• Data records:
________

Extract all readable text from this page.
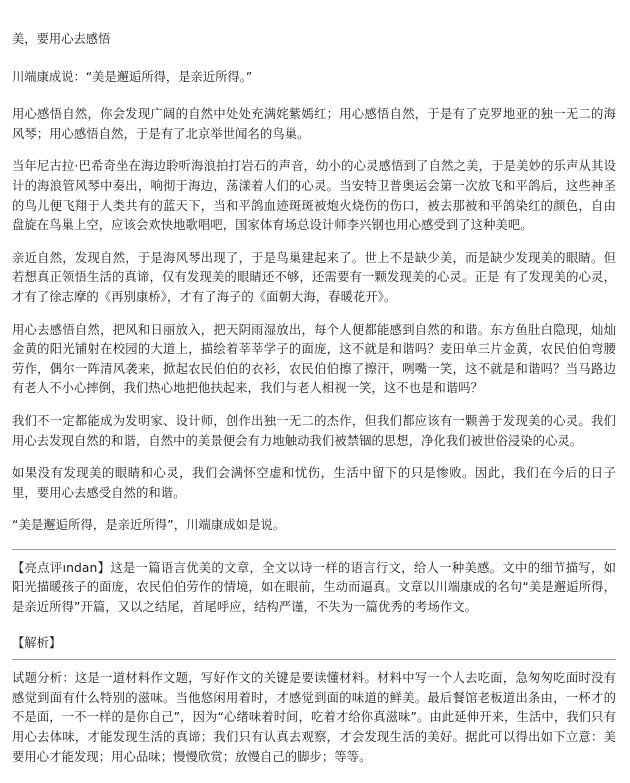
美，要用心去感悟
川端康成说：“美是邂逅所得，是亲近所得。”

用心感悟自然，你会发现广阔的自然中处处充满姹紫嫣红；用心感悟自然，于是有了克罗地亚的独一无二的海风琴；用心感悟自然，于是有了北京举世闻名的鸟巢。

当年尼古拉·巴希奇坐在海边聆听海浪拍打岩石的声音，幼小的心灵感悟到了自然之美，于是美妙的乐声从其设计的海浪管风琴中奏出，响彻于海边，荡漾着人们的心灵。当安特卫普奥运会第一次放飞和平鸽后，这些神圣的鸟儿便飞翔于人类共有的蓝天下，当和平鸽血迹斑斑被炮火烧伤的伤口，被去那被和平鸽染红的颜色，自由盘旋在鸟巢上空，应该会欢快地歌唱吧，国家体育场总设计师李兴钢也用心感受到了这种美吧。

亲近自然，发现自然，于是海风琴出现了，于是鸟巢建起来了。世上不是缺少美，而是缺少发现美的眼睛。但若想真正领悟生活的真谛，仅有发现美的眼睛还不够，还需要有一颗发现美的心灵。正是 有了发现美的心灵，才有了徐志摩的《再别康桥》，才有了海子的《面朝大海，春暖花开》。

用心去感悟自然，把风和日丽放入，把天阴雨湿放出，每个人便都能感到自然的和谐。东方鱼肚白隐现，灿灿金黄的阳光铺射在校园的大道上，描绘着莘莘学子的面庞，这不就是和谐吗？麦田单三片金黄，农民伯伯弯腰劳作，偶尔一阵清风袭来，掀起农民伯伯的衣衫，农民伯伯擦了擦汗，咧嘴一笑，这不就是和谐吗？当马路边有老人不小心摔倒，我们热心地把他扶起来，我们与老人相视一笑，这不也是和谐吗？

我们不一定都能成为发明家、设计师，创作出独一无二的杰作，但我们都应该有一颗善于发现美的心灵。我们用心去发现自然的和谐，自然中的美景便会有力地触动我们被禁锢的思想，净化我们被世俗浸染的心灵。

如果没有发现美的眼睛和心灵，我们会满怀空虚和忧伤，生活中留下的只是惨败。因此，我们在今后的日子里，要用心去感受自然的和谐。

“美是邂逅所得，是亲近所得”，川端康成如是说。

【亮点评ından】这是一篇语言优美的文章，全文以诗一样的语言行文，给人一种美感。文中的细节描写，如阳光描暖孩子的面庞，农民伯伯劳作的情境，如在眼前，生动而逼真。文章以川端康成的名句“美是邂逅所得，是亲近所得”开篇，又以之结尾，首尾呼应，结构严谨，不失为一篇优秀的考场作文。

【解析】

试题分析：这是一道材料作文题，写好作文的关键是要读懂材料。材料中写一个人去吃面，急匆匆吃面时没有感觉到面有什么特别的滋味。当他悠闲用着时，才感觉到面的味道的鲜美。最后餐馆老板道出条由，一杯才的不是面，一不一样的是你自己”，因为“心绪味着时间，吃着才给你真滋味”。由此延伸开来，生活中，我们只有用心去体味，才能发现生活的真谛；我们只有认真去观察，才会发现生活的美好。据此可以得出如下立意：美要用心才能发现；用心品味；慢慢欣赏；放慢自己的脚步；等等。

________

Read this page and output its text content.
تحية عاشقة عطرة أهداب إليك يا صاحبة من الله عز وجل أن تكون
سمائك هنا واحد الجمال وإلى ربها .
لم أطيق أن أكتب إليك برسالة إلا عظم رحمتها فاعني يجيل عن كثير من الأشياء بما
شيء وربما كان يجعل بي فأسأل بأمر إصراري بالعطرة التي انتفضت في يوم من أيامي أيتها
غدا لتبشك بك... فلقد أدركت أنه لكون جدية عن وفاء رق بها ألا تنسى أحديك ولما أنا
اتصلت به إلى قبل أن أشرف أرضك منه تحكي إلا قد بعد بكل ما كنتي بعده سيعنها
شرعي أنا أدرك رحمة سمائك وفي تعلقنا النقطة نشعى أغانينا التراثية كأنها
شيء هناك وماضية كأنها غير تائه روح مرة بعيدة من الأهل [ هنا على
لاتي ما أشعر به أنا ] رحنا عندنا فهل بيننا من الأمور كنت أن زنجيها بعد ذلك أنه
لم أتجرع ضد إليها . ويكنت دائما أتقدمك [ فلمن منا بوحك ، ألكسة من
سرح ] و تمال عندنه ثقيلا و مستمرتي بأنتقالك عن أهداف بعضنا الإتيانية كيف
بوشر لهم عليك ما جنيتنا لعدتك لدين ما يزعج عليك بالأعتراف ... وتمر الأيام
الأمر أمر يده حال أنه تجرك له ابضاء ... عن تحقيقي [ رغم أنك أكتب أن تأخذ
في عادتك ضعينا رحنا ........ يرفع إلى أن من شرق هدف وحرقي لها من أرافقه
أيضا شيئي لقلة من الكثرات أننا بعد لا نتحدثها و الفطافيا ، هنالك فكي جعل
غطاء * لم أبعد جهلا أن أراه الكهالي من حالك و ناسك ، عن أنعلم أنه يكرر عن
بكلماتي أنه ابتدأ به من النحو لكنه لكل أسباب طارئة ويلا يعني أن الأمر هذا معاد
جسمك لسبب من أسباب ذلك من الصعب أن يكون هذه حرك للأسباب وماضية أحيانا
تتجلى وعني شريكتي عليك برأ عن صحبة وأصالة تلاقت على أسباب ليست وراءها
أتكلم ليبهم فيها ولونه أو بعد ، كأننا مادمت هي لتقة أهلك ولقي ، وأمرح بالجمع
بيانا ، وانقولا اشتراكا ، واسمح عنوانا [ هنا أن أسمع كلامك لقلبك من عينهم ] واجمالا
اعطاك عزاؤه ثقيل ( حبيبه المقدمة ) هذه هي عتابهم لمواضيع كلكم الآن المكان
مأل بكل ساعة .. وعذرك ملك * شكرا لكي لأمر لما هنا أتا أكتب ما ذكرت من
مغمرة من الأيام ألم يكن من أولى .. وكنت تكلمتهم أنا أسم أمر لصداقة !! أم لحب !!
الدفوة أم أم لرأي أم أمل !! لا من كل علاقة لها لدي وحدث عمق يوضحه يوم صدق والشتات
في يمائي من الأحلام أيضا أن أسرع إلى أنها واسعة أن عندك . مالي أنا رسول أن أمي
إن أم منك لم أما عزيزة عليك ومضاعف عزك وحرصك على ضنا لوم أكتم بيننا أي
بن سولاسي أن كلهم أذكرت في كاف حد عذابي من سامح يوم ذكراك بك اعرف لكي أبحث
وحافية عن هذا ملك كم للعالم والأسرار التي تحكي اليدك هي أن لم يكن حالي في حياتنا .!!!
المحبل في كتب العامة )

________

• Short task: Select and copy every line of the material that holds the string "سمائك".

• The output:
سمائك هنا واحد الجمال وإلى ربها .
شرعي أنا أدرك رحمة سمائك وفي تعلقنا النقطة نشعى أغانينا التراثية كأنها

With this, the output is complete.